Selected passage:
Skiffle is a music genre with jazz, blues, folk and American folk influences, usually using a combination of manufactured and homemade or improvised instruments. Originating as a term in the United States in the first half of the 20th century, it became popular again in the UK in the 1950s, where it was associated with artists such as Lonnie Donegan, The Vipers Skiffle Group, Ken Colyer and Chas McDevitt. Skiffle played a major part in beginning the careers of later eminent jazz, pop, blues, folk and rock musicians and has been seen as a critical stepping stone to the second British folk revival, blues boom and British Invasion of the US popular music scene.

The origins of skiffle are obscure but are generally thought to lie in African-American musical culture in the early 20th century. Skiffle is often said to have developed from New Orleans jazz, but this claim has been disputed. Improvised jug bands playing blues and jazz were common across the American South in the early decades of the 20th century. They used instruments such as the washboard, jugs, washtub bass, cigar-box fiddle, musical saw and comb-and-paper kazoos, as well as more conventional instruments, such as acoustic guitar and banjo.

The origin of the English word skiffle is unknown. However, in the dialect of the west of England to make a skiffle meaning to make a mess of any business is attested from 1873. In early 20th century America the term skiffle was one of many slang phrases for a rent party, a social event with a small charge designed to pay rent on a house. It was first recorded in Chicago in the 1920s and may have been brought there as part of the African-American migration to northern industrial cities.

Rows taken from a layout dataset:
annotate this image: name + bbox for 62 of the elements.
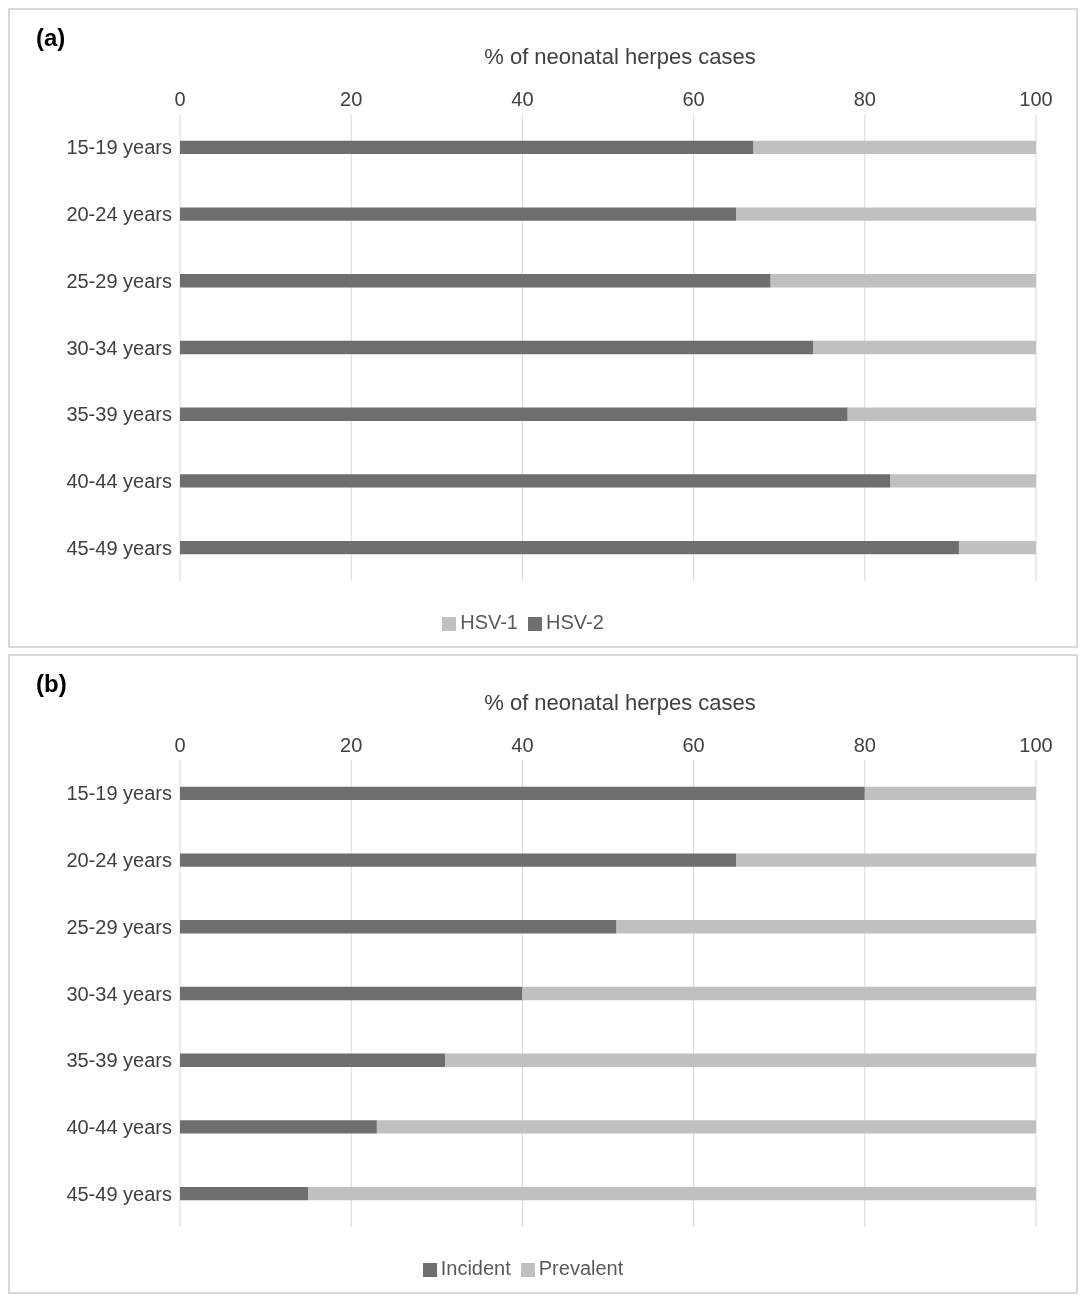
bar — [180, 207, 737, 221]
bar — [180, 920, 617, 934]
chart-title: (a) — [36, 24, 66, 52]
chart-title: (b) — [36, 670, 67, 698]
x-tick-label: 40 — [511, 734, 534, 756]
bar — [180, 986, 523, 1001]
bar — [847, 407, 1036, 421]
y-tick-label: 30-34 years — [66, 336, 172, 359]
bar — [864, 786, 1036, 801]
x-tick-label: 20 — [340, 734, 363, 756]
bar — [180, 1053, 446, 1067]
x-tick-label: 100 — [1019, 88, 1053, 110]
x-tick-label: 40 — [511, 88, 534, 110]
bar — [180, 474, 891, 488]
y-tick-label: 45-49 years — [66, 1182, 172, 1205]
y-tick-label: 45-49 years — [66, 536, 172, 559]
y-tick-label: 30-34 years — [66, 982, 172, 1005]
bar — [736, 207, 1036, 221]
y-tick-label: 25-29 years — [66, 915, 172, 938]
x-axis-title: % of neonatal herpes cases — [483, 44, 757, 70]
legend-label: HSV-1 — [460, 611, 518, 633]
x-axis-title: % of neonatal herpes cases — [483, 690, 757, 716]
y-tick-label: 15-19 years — [66, 782, 172, 805]
bar — [180, 853, 737, 867]
bar — [753, 140, 1036, 155]
bar — [180, 786, 865, 801]
x-tick-label: 60 — [682, 734, 705, 756]
bar — [308, 1186, 1036, 1201]
legend-label: HSV-2 — [546, 611, 604, 633]
bar — [813, 340, 1036, 355]
bar — [180, 140, 754, 155]
y-tick-label: 25-29 years — [66, 269, 172, 292]
y-tick-label: 20-24 years — [66, 849, 172, 872]
bar — [180, 1186, 309, 1201]
bar — [180, 540, 959, 555]
bar — [616, 920, 1036, 934]
x-tick-label: 20 — [340, 88, 363, 110]
bar — [376, 1120, 1036, 1134]
bar — [445, 1053, 1036, 1067]
y-tick-label: 35-39 years — [66, 403, 172, 426]
y-tick-label: 15-19 years — [66, 136, 172, 159]
legend-label: Incident — [440, 1257, 511, 1279]
bar — [180, 407, 848, 421]
y-tick-label: 20-24 years — [66, 203, 172, 226]
bar — [958, 540, 1036, 555]
y-tick-label: 40-44 years — [66, 470, 172, 493]
y-tick-label: 35-39 years — [66, 1049, 172, 1072]
legend-label: Prevalent — [538, 1257, 624, 1279]
bar — [890, 474, 1036, 488]
bar — [770, 274, 1036, 288]
bar — [180, 340, 814, 355]
x-tick-label: 80 — [853, 734, 876, 756]
bar — [522, 986, 1036, 1001]
bar — [736, 853, 1036, 867]
y-tick-label: 40-44 years — [66, 1116, 172, 1139]
bar — [180, 1120, 377, 1134]
x-tick-label: 100 — [1019, 734, 1053, 756]
x-tick-label: 60 — [682, 88, 705, 110]
x-tick-label: 80 — [853, 88, 876, 110]
bar — [180, 274, 771, 288]
x-tick-label: 0 — [174, 88, 186, 110]
x-tick-label: 0 — [174, 734, 186, 756]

Given exercise 1: Rewrite the passage on skiffle starting with "The origin of" and going on through "northern industrial cities.", putting "house party" in place of "rent party".
Given exercise 2: Copy out the lines of the entries unchanged, starting with the line with "bar — [180, 207, 737, 221]" and going on through the line with "x-tick-label: 20 — [340, 88, 363, 110]".
The passage and the entries have no connection to each other.

Full response 1:
The origin of the English word skiffle is unknown. However, in the dialect of the west of England to make a skiffle meaning to make a mess of any business is attested from 1873. In early 20th century America the term skiffle was one of many slang phrases for a house party, a social event with a small charge designed to pay rent on a house. It was first recorded in Chicago in the 1920s and may have been brought there as part of the African-American migration to northern industrial cities.

Full response 2:
bar — [180, 207, 737, 221]
bar — [180, 920, 617, 934]
chart-title: (a) — [36, 24, 66, 52]
chart-title: (b) — [36, 670, 67, 698]
x-tick-label: 40 — [511, 734, 534, 756]
bar — [180, 986, 523, 1001]
bar — [847, 407, 1036, 421]
y-tick-label: 30-34 years — [66, 336, 172, 359]
bar — [864, 786, 1036, 801]
x-tick-label: 20 — [340, 734, 363, 756]
bar — [180, 1053, 446, 1067]
x-tick-label: 100 — [1019, 88, 1053, 110]
x-tick-label: 40 — [511, 88, 534, 110]
bar — [180, 474, 891, 488]
y-tick-label: 45-49 years — [66, 1182, 172, 1205]
y-tick-label: 45-49 years — [66, 536, 172, 559]
y-tick-label: 30-34 years — [66, 982, 172, 1005]
bar — [736, 207, 1036, 221]
y-tick-label: 25-29 years — [66, 915, 172, 938]
x-axis-title: % of neonatal herpes cases — [483, 44, 757, 70]
legend-label: HSV-1 — [460, 611, 518, 633]
x-axis-title: % of neonatal herpes cases — [483, 690, 757, 716]
y-tick-label: 15-19 years — [66, 782, 172, 805]
bar — [180, 853, 737, 867]
bar — [753, 140, 1036, 155]
bar — [180, 786, 865, 801]
x-tick-label: 60 — [682, 734, 705, 756]
bar — [308, 1186, 1036, 1201]
legend-label: HSV-2 — [546, 611, 604, 633]
bar — [813, 340, 1036, 355]
bar — [180, 140, 754, 155]
y-tick-label: 25-29 years — [66, 269, 172, 292]
y-tick-label: 20-24 years — [66, 849, 172, 872]
bar — [180, 1186, 309, 1201]
bar — [180, 540, 959, 555]
bar — [616, 920, 1036, 934]
x-tick-label: 20 — [340, 88, 363, 110]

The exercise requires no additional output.